In how many lines of the data does the word "oktyabr" appear? Give the number by itself.
-- Start Material provided --
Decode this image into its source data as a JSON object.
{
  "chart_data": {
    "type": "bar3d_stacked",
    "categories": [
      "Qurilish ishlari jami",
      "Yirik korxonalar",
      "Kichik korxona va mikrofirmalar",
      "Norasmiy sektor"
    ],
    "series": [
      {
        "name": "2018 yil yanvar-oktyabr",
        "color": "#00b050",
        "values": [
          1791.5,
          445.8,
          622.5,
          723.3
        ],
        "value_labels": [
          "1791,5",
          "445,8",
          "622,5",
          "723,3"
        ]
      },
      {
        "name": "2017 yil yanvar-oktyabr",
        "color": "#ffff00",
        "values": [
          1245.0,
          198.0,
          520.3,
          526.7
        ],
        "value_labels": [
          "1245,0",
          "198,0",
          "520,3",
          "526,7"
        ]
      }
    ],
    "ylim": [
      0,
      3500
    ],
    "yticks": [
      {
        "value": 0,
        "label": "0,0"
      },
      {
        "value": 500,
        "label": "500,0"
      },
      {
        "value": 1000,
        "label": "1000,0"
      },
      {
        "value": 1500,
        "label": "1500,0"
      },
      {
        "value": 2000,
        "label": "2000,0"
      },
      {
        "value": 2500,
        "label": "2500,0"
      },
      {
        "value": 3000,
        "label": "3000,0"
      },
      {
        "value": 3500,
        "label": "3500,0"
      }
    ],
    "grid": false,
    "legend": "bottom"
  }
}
-- End Material provided --
* The completed task
2